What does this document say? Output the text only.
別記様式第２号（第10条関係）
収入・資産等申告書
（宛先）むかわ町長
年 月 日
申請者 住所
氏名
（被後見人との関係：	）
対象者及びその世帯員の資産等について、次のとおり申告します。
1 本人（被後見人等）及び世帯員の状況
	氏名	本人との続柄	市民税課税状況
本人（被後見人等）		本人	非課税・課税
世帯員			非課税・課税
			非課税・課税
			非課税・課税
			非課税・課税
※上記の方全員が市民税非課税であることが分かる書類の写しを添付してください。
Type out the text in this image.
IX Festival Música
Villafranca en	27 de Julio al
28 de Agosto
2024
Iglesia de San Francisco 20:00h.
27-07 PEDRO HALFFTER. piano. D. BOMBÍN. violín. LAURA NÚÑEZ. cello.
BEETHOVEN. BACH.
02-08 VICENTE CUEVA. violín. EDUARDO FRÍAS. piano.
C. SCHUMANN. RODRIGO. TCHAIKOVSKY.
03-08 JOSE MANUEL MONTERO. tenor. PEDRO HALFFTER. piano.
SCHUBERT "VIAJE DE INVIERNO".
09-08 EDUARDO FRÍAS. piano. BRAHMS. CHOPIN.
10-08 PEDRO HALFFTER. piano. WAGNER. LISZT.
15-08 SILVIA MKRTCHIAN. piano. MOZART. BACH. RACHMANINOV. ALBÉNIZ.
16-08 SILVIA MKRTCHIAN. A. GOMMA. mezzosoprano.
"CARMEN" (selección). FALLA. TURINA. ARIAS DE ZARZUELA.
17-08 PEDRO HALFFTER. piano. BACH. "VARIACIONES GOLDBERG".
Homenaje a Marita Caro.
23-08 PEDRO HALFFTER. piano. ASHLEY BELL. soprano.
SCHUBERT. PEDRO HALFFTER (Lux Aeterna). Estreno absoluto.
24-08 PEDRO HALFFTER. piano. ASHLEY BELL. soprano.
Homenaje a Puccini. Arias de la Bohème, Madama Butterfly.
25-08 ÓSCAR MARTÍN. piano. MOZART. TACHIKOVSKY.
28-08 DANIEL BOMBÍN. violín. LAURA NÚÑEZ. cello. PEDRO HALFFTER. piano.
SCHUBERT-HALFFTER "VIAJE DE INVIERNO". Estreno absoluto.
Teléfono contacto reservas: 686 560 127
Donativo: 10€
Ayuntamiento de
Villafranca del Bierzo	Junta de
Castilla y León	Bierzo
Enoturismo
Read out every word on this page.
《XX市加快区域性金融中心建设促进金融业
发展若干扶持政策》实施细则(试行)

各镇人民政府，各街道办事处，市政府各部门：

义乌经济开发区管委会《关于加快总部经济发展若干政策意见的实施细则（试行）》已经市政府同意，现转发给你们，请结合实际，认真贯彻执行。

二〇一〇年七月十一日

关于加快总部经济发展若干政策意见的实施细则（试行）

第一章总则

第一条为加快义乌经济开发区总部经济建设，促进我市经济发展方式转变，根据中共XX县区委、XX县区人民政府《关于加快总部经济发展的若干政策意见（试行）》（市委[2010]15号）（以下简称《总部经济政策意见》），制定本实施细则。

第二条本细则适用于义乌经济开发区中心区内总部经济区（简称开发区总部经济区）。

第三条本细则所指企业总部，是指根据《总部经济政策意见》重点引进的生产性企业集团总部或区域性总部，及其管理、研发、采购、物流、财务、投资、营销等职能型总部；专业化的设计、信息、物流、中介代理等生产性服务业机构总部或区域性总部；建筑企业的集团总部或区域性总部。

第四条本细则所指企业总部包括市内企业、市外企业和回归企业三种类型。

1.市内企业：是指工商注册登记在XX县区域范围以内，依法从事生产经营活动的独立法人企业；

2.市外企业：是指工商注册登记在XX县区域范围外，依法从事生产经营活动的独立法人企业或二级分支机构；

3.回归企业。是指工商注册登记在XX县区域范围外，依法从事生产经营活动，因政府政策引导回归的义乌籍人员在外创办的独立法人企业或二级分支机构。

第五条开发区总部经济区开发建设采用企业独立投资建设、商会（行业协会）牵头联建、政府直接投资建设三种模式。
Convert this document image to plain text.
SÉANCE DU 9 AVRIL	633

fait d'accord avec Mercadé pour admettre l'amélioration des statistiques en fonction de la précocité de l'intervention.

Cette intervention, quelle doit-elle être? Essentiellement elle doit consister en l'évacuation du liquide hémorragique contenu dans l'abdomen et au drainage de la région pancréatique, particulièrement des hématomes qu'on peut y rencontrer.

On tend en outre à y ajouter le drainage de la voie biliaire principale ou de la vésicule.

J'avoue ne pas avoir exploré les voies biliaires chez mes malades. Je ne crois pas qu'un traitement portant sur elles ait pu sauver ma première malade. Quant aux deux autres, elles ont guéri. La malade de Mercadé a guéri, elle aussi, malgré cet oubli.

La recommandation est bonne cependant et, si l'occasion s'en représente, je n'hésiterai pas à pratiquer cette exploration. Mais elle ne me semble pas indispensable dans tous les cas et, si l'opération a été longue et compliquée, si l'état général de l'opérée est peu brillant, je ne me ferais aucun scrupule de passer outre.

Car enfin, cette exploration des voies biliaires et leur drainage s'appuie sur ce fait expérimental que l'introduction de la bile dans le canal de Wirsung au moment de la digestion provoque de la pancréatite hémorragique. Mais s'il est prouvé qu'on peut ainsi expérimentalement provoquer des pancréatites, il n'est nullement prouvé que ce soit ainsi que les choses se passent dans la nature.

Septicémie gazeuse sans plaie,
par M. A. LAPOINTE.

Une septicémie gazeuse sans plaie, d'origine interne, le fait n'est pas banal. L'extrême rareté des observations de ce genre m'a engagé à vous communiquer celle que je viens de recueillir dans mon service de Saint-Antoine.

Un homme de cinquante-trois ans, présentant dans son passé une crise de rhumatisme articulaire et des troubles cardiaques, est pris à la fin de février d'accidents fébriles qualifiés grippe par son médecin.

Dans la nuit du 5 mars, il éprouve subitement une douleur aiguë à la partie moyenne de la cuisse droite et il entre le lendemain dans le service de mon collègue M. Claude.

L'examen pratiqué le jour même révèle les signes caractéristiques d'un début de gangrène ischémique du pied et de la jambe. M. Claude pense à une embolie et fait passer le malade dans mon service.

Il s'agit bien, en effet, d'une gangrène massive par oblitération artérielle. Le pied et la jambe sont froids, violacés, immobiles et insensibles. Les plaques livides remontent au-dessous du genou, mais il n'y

════

§ **What is asked**
Among the lines above, count those containing the word "jambe" and give nothing but the result.

§ **Correct output**
2